- _EXERCISE PROMPT_:
Write out the data again exactly, skipping every picture.

- _SUPPLIED RECORDS_:
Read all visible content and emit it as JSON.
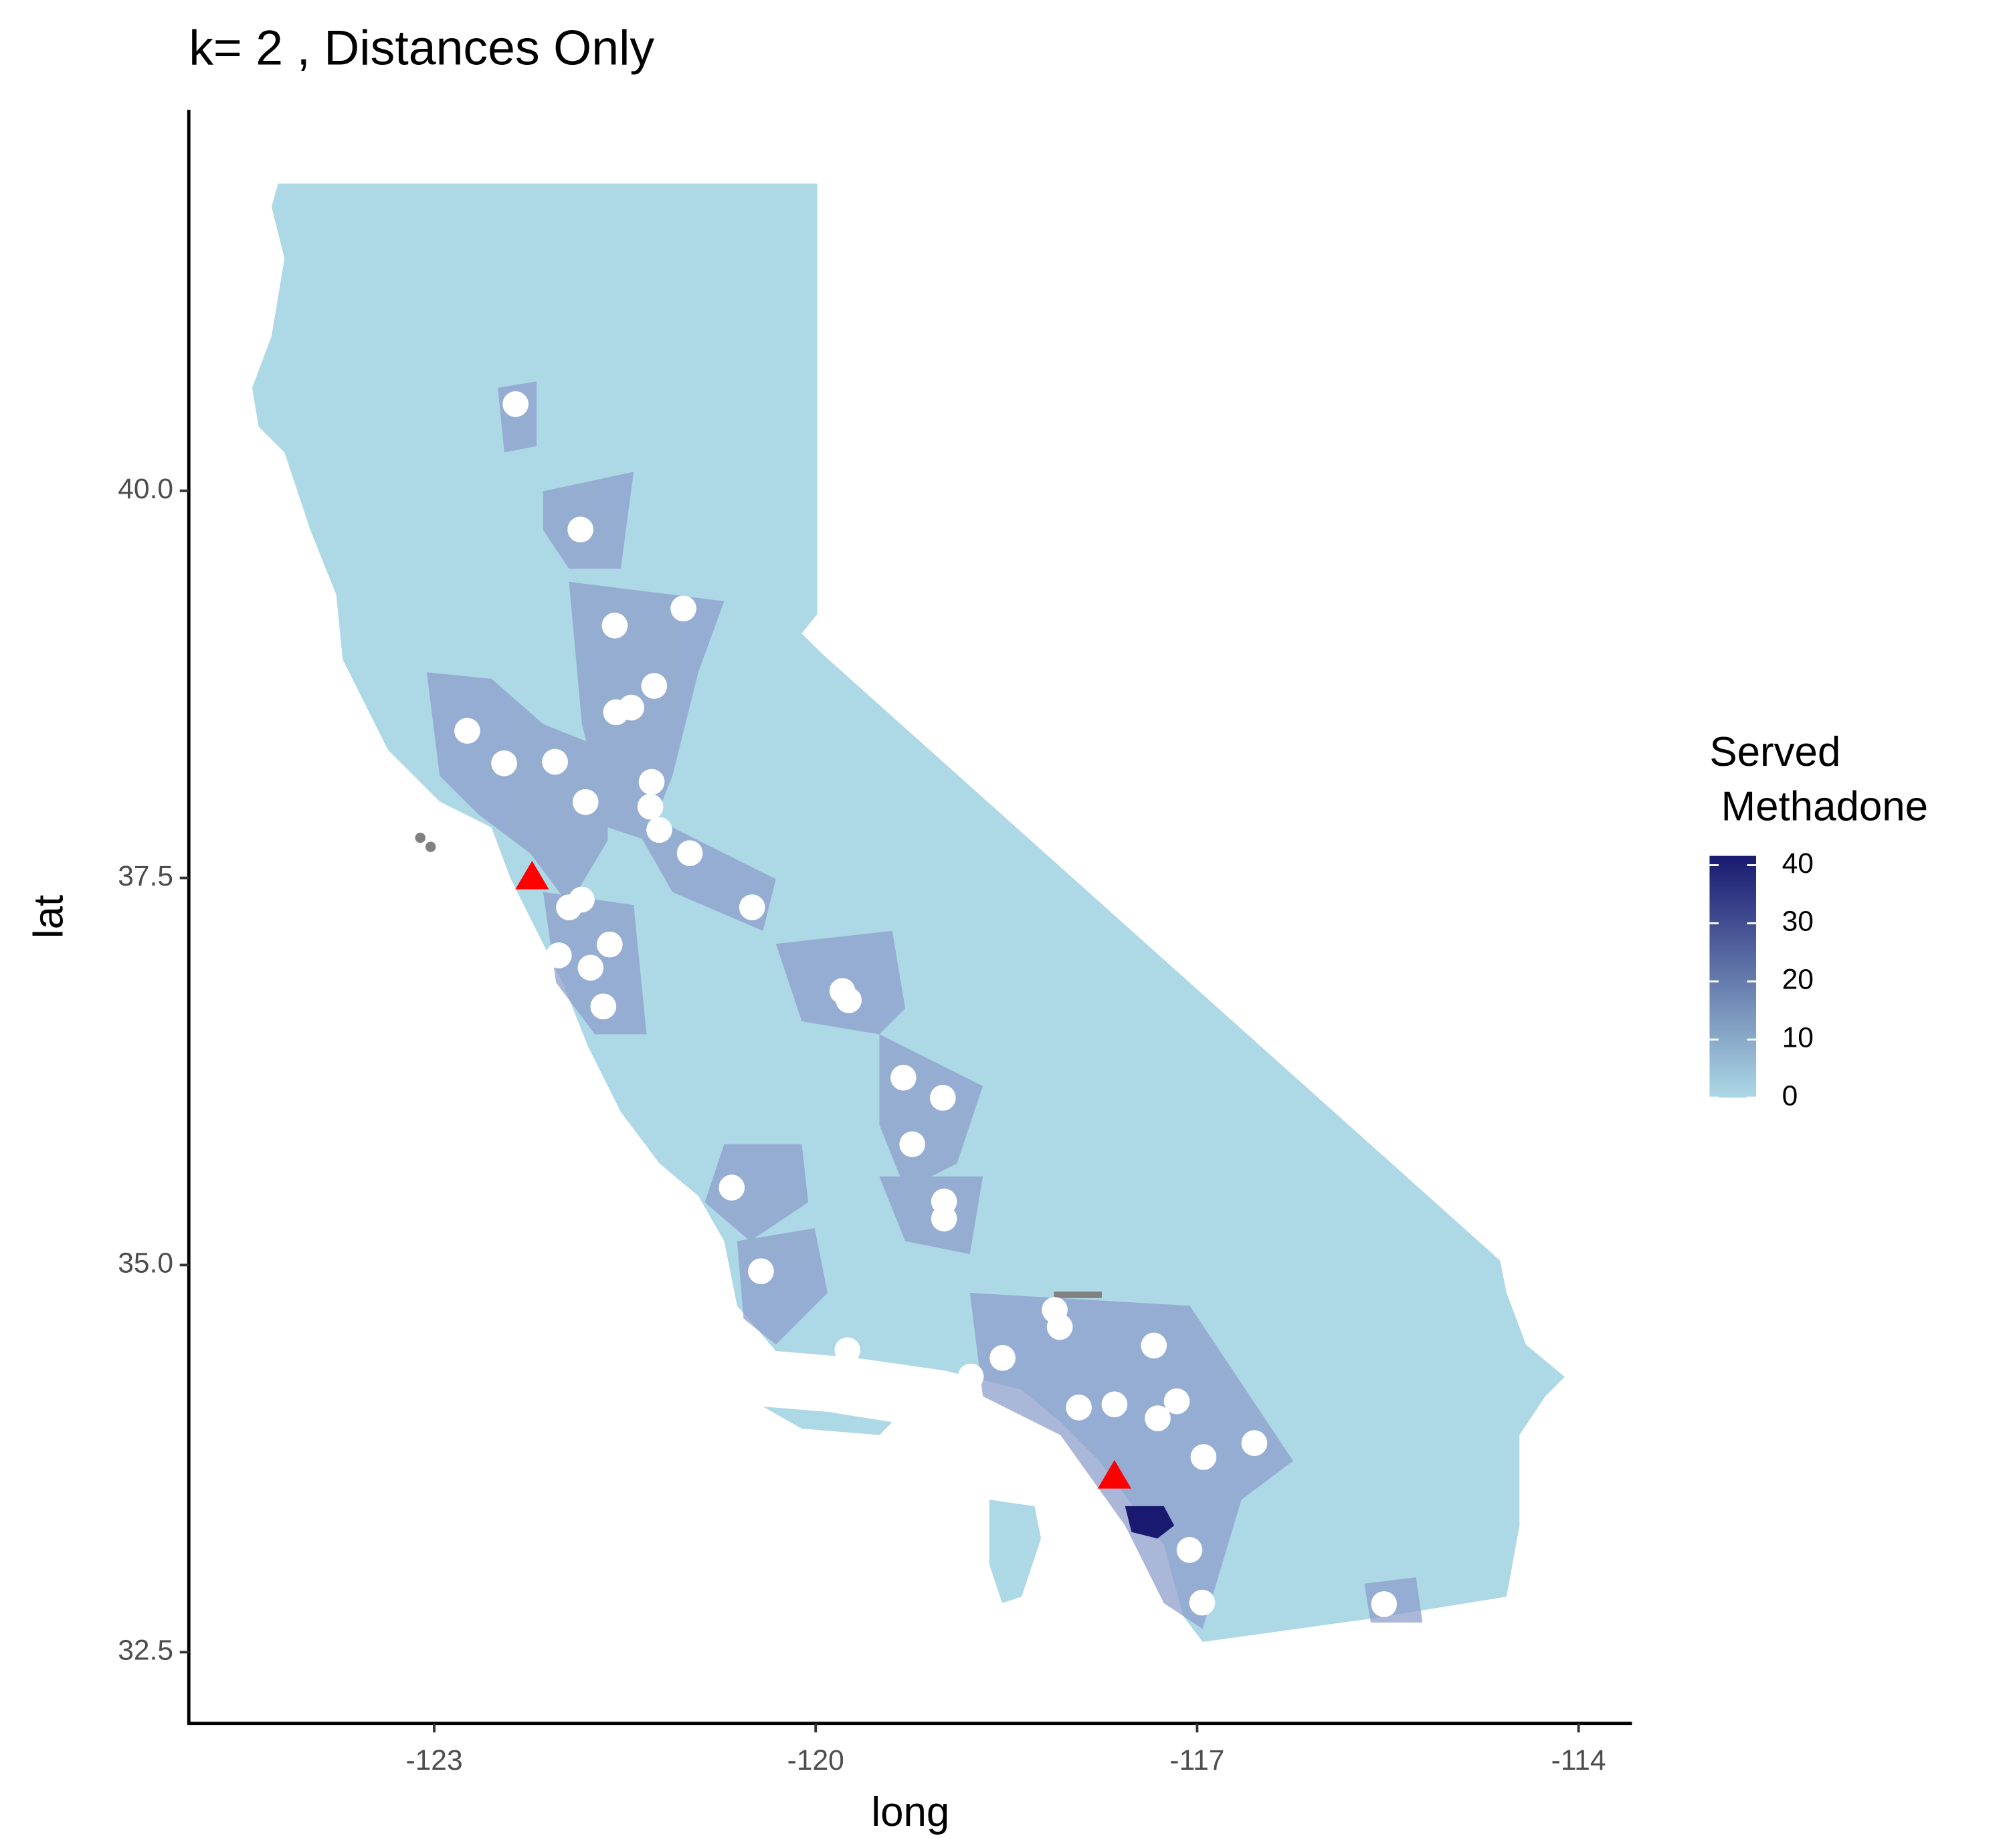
{
  "chart_data": {
    "type": "map",
    "title": "k= 2 , Distances Only",
    "x_label": "long",
    "y_label": "lat",
    "xlim": [
      -124.93,
      -113.58
    ],
    "ylim": [
      32.04,
      42.46
    ],
    "xticks": [
      -123,
      -120,
      -117,
      -114
    ],
    "yticks": [
      {
        "value": 32.5,
        "label": "32.5"
      },
      {
        "value": 35,
        "label": "35.0"
      },
      {
        "value": 37.5,
        "label": "37.5"
      },
      {
        "value": 40,
        "label": "40.0"
      }
    ],
    "legend_title": [
      "Served",
      " Methadone"
    ],
    "legend_colors": [
      "#add8e6",
      "#191970"
    ],
    "legend_lim": [
      0,
      41.6
    ],
    "legend_ticks": [
      0,
      10,
      20,
      30,
      40
    ],
    "points": {
      "color": "#ffffff",
      "x": [
        -122.36,
        -121.85,
        -121.04,
        -121.58,
        -121.27,
        -121.45,
        -121.57,
        -122.74,
        -122.45,
        -122.05,
        -121.29,
        -121.81,
        -121.3,
        -121.23,
        -120.99,
        -120.5,
        -121.62,
        -121.94,
        -121.84,
        -122.02,
        -121.77,
        -121.67,
        -119.79,
        -119.74,
        -119.31,
        -119.0,
        -119.24,
        -120.66,
        -118.99,
        -118.99,
        -120.43,
        -118.12,
        -118.08,
        -117.34,
        -119.75,
        -118.53,
        -118.78,
        -116.55,
        -116.95,
        -115.53,
        -116.96,
        -117.16,
        -117.31,
        -117.65,
        -117.93,
        -117.06
      ],
      "y": [
        40.56,
        39.75,
        39.24,
        39.13,
        38.74,
        38.6,
        38.57,
        38.45,
        38.24,
        38.25,
        38.12,
        37.99,
        37.96,
        37.81,
        37.66,
        37.31,
        37.07,
        37.31,
        37.36,
        37.0,
        36.92,
        36.67,
        36.77,
        36.71,
        36.21,
        36.08,
        35.78,
        35.5,
        35.41,
        35.3,
        34.96,
        34.71,
        34.6,
        34.48,
        34.45,
        34.4,
        34.28,
        33.85,
        33.76,
        32.81,
        32.82,
        34.12,
        34.01,
        34.1,
        34.08,
        33.16
      ]
    },
    "facilities": {
      "color": "#ff0000",
      "x": [
        -122.23,
        -117.65
      ],
      "y": [
        37.51,
        33.64
      ]
    }
  }
}
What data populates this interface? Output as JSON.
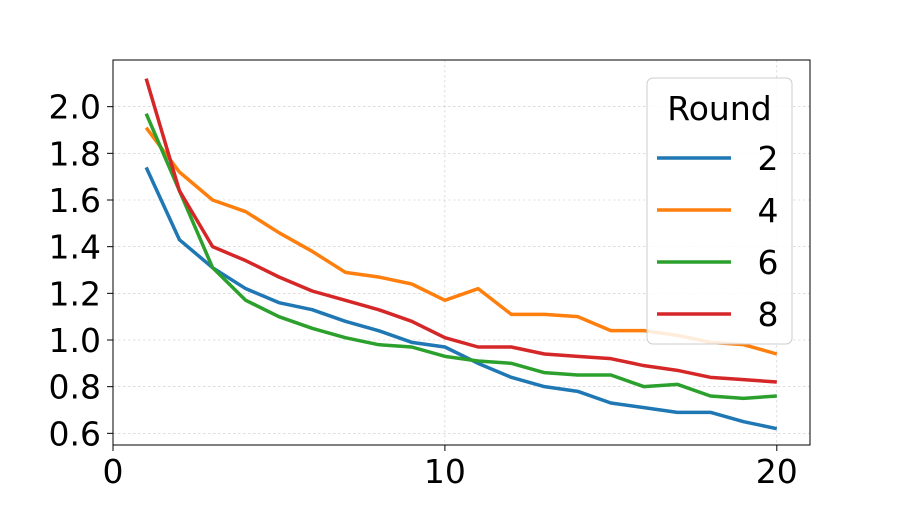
{
  "chart_data": {
    "type": "line",
    "x": [
      1,
      2,
      3,
      4,
      5,
      6,
      7,
      8,
      9,
      10,
      11,
      12,
      13,
      14,
      15,
      16,
      17,
      18,
      19,
      20
    ],
    "xlim": [
      0,
      21
    ],
    "ylim": [
      0.55,
      2.2
    ],
    "xticks": [
      "0",
      "10",
      "20"
    ],
    "yticks": [
      "0.6",
      "0.8",
      "1.0",
      "1.2",
      "1.4",
      "1.6",
      "1.8",
      "2.0"
    ],
    "grid": true,
    "legend": {
      "title": "Round",
      "placement": "top-right"
    },
    "series": [
      {
        "name": "2",
        "color": "#1f77b4",
        "values": [
          1.74,
          1.43,
          1.31,
          1.22,
          1.16,
          1.13,
          1.08,
          1.04,
          0.99,
          0.97,
          0.9,
          0.84,
          0.8,
          0.78,
          0.73,
          0.71,
          0.69,
          0.69,
          0.65,
          0.62
        ]
      },
      {
        "name": "4",
        "color": "#ff7f0e",
        "values": [
          1.91,
          1.72,
          1.6,
          1.55,
          1.46,
          1.38,
          1.29,
          1.27,
          1.24,
          1.17,
          1.22,
          1.11,
          1.11,
          1.1,
          1.04,
          1.04,
          1.02,
          0.99,
          0.98,
          0.94
        ]
      },
      {
        "name": "6",
        "color": "#2ca02c",
        "values": [
          1.97,
          1.64,
          1.31,
          1.17,
          1.1,
          1.05,
          1.01,
          0.98,
          0.97,
          0.93,
          0.91,
          0.9,
          0.86,
          0.85,
          0.85,
          0.8,
          0.81,
          0.76,
          0.75,
          0.76
        ]
      },
      {
        "name": "8",
        "color": "#d62728",
        "values": [
          2.12,
          1.64,
          1.4,
          1.34,
          1.27,
          1.21,
          1.17,
          1.13,
          1.08,
          1.01,
          0.97,
          0.97,
          0.94,
          0.93,
          0.92,
          0.89,
          0.87,
          0.84,
          0.83,
          0.82
        ]
      }
    ]
  }
}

- _WORKED SOLUTION_:
Read all visible content and emit it as JSON.
{
  "chart_data": {
    "type": "map",
    "title": "k= 2 , Distances Only",
    "x_label": "long",
    "y_label": "lat",
    "xlim": [
      -124.93,
      -113.58
    ],
    "ylim": [
      32.04,
      42.46
    ],
    "xticks": [
      -123,
      -120,
      -117,
      -114
    ],
    "yticks": [
      {
        "value": 32.5,
        "label": "32.5"
      },
      {
        "value": 35,
        "label": "35.0"
      },
      {
        "value": 37.5,
        "label": "37.5"
      },
      {
        "value": 40,
        "label": "40.0"
      }
    ],
    "legend_title": [
      "Served",
      " Methadone"
    ],
    "legend_colors": [
      "#add8e6",
      "#191970"
    ],
    "legend_lim": [
      0,
      41.6
    ],
    "legend_ticks": [
      0,
      10,
      20,
      30,
      40
    ],
    "points": {
      "color": "#ffffff",
      "x": [
        -122.36,
        -121.85,
        -121.04,
        -121.58,
        -121.27,
        -121.45,
        -121.57,
        -122.74,
        -122.45,
        -122.05,
        -121.29,
        -121.81,
        -121.3,
        -121.23,
        -120.99,
        -120.5,
        -121.62,
        -121.94,
        -121.84,
        -122.02,
        -121.77,
        -121.67,
        -119.79,
        -119.74,
        -119.31,
        -119.0,
        -119.24,
        -120.66,
        -118.99,
        -118.99,
        -120.43,
        -118.12,
        -118.08,
        -117.34,
        -119.75,
        -118.53,
        -118.78,
        -116.55,
        -116.95,
        -115.53,
        -116.96,
        -117.16,
        -117.31,
        -117.65,
        -117.93,
        -117.06
      ],
      "y": [
        40.56,
        39.75,
        39.24,
        39.13,
        38.74,
        38.6,
        38.57,
        38.45,
        38.24,
        38.25,
        38.12,
        37.99,
        37.96,
        37.81,
        37.66,
        37.31,
        37.07,
        37.31,
        37.36,
        37.0,
        36.92,
        36.67,
        36.77,
        36.71,
        36.21,
        36.08,
        35.78,
        35.5,
        35.41,
        35.3,
        34.96,
        34.71,
        34.6,
        34.48,
        34.45,
        34.4,
        34.28,
        33.85,
        33.76,
        32.81,
        32.82,
        34.12,
        34.01,
        34.1,
        34.08,
        33.16
      ]
    },
    "facilities": {
      "color": "#ff0000",
      "x": [
        -122.23,
        -117.65
      ],
      "y": [
        37.51,
        33.64
      ]
    }
  }
}
What data populates this interface? Output as JSON.
{
  "chart_data": {
    "type": "line",
    "x": [
      1,
      2,
      3,
      4,
      5,
      6,
      7,
      8,
      9,
      10,
      11,
      12,
      13,
      14,
      15,
      16,
      17,
      18,
      19,
      20
    ],
    "xlim": [
      0,
      21
    ],
    "ylim": [
      0.55,
      2.2
    ],
    "xticks": [
      "0",
      "10",
      "20"
    ],
    "yticks": [
      "0.6",
      "0.8",
      "1.0",
      "1.2",
      "1.4",
      "1.6",
      "1.8",
      "2.0"
    ],
    "grid": true,
    "legend": {
      "title": "Round",
      "placement": "top-right"
    },
    "series": [
      {
        "name": "2",
        "color": "#1f77b4",
        "values": [
          1.74,
          1.43,
          1.31,
          1.22,
          1.16,
          1.13,
          1.08,
          1.04,
          0.99,
          0.97,
          0.9,
          0.84,
          0.8,
          0.78,
          0.73,
          0.71,
          0.69,
          0.69,
          0.65,
          0.62
        ]
      },
      {
        "name": "4",
        "color": "#ff7f0e",
        "values": [
          1.91,
          1.72,
          1.6,
          1.55,
          1.46,
          1.38,
          1.29,
          1.27,
          1.24,
          1.17,
          1.22,
          1.11,
          1.11,
          1.1,
          1.04,
          1.04,
          1.02,
          0.99,
          0.98,
          0.94
        ]
      },
      {
        "name": "6",
        "color": "#2ca02c",
        "values": [
          1.97,
          1.64,
          1.31,
          1.17,
          1.1,
          1.05,
          1.01,
          0.98,
          0.97,
          0.93,
          0.91,
          0.9,
          0.86,
          0.85,
          0.85,
          0.8,
          0.81,
          0.76,
          0.75,
          0.76
        ]
      },
      {
        "name": "8",
        "color": "#d62728",
        "values": [
          2.12,
          1.64,
          1.4,
          1.34,
          1.27,
          1.21,
          1.17,
          1.13,
          1.08,
          1.01,
          0.97,
          0.97,
          0.94,
          0.93,
          0.92,
          0.89,
          0.87,
          0.84,
          0.83,
          0.82
        ]
      }
    ]
  }
}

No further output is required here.